All of the records below need to be copied exactly.

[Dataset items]
※

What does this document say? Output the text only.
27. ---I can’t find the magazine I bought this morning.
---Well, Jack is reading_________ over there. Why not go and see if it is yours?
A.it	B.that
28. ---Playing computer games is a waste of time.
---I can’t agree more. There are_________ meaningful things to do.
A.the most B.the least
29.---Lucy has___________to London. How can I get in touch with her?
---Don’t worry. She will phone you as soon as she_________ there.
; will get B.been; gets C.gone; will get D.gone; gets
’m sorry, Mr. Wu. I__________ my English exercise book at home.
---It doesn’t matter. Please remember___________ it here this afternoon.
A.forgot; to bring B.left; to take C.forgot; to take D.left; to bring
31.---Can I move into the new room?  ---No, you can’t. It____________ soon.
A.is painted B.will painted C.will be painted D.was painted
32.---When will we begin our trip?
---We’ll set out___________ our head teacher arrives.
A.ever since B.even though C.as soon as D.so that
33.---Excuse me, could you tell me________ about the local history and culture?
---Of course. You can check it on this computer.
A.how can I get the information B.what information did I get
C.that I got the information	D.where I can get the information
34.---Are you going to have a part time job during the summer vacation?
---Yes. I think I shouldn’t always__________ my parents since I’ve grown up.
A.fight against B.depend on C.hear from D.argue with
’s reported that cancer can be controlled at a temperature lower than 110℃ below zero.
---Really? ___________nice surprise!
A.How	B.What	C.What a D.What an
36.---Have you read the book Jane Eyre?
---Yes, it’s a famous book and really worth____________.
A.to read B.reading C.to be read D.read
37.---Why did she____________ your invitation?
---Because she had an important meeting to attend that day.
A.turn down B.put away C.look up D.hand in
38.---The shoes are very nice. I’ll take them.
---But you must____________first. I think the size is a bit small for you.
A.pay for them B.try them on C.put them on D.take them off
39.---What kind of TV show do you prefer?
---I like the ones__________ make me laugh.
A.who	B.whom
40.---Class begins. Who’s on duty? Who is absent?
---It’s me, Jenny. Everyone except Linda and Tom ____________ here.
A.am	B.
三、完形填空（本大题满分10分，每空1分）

※

__Full answer__.
What does this document say? Output the text only.
27. ---I can’t find the magazine I bought this morning.
---Well, Jack is reading_________ over there. Why not go and see if it is yours?
A.it	B.that
28. ---Playing computer games is a waste of time.
---I can’t agree more. There are_________ meaningful things to do.
A.the most B.the least
29.---Lucy has___________to London. How can I get in touch with her?
---Don’t worry. She will phone you as soon as she_________ there.
; will get B.been; gets C.gone; will get D.gone; gets
’m sorry, Mr. Wu. I__________ my English exercise book at home.
---It doesn’t matter. Please remember___________ it here this afternoon.
A.forgot; to bring B.left; to take C.forgot; to take D.left; to bring
31.---Can I move into the new room?  ---No, you can’t. It____________ soon.
A.is painted B.will painted C.will be painted D.was painted
32.---When will we begin our trip?
---We’ll set out___________ our head teacher arrives.
A.ever since B.even though C.as soon as D.so that
33.---Excuse me, could you tell me________ about the local history and culture?
---Of course. You can check it on this computer.
A.how can I get the information B.what information did I get
C.that I got the information	D.where I can get the information
34.---Are you going to have a part time job during the summer vacation?
---Yes. I think I shouldn’t always__________ my parents since I’ve grown up.
A.fight against B.depend on C.hear from D.argue with
’s reported that cancer can be controlled at a temperature lower than 110℃ below zero.
---Really? ___________nice surprise!
A.How	B.What	C.What a D.What an
36.---Have you read the book Jane Eyre?
---Yes, it’s a famous book and really worth____________.
A.to read B.reading C.to be read D.read
37.---Why did she____________ your invitation?
---Because she had an important meeting to attend that day.
A.turn down B.put away C.look up D.hand in
38.---The shoes are very nice. I’ll take them.
---But you must____________first. I think the size is a bit small for you.
A.pay for them B.try them on C.put them on D.take them off
39.---What kind of TV show do you prefer?
---I like the ones__________ make me laugh.
A.who	B.whom
40.---Class begins. Who’s on duty? Who is absent?
---It’s me, Jenny. Everyone except Linda and Tom ____________ here.
A.am	B.
三、完形填空（本大题满分10分，每空1分）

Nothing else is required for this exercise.